## START RECORD EXTRACTS

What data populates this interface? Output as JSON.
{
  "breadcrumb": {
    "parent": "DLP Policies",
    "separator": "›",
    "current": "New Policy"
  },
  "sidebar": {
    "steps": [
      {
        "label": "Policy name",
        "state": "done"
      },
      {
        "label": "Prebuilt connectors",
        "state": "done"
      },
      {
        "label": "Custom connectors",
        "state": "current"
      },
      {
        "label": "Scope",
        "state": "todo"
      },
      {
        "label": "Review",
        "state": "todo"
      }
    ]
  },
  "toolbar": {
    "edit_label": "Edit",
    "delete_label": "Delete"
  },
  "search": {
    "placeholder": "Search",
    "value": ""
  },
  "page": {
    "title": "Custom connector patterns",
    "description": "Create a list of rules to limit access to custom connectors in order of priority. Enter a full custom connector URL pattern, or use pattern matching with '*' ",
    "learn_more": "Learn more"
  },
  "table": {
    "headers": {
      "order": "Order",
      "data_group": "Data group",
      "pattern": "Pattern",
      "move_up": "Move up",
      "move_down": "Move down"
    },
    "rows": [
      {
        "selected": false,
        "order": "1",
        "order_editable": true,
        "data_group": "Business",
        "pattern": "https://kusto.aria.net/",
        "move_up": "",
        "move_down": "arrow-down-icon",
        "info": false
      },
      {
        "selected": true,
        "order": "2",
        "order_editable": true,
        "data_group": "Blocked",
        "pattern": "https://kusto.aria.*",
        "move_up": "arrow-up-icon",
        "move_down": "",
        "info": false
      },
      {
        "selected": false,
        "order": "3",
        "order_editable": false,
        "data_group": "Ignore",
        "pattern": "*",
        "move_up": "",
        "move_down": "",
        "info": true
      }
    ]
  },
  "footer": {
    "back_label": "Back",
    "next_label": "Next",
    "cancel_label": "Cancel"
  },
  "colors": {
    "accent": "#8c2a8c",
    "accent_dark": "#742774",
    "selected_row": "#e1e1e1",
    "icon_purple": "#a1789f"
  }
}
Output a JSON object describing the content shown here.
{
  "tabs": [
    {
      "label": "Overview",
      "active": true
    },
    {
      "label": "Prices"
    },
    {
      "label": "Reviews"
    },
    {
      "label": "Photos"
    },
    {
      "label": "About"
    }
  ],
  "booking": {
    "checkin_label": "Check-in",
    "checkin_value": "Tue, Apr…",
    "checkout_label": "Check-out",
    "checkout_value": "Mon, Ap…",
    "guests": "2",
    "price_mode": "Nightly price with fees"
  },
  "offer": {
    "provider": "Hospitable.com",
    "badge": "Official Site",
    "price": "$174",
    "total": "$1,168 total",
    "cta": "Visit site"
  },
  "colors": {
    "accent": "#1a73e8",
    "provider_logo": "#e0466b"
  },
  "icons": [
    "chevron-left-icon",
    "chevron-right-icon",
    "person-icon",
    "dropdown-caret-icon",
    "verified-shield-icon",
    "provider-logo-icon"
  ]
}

## END RECORD EXTRACTS

WHAT YOU ARE ASKED TO DO: Repeat only the stretch of lines starting at the one containing "Output a JSON" and running to the final line of the entries above.

WRITTEN SOLUTION:
Output a JSON object describing the content shown here.
{
  "tabs": [
    {
      "label": "Overview",
      "active": true
    },
    {
      "label": "Prices"
    },
    {
      "label": "Reviews"
    },
    {
      "label": "Photos"
    },
    {
      "label": "About"
    }
  ],
  "booking": {
    "checkin_label": "Check-in",
    "checkin_value": "Tue, Apr…",
    "checkout_label": "Check-out",
    "checkout_value": "Mon, Ap…",
    "guests": "2",
    "price_mode": "Nightly price with fees"
  },
  "offer": {
    "provider": "Hospitable.com",
    "badge": "Official Site",
    "price": "$174",
    "total": "$1,168 total",
    "cta": "Visit site"
  },
  "colors": {
    "accent": "#1a73e8",
    "provider_logo": "#e0466b"
  },
  "icons": [
    "chevron-left-icon",
    "chevron-right-icon",
    "person-icon",
    "dropdown-caret-icon",
    "verified-shield-icon",
    "provider-logo-icon"
  ]
}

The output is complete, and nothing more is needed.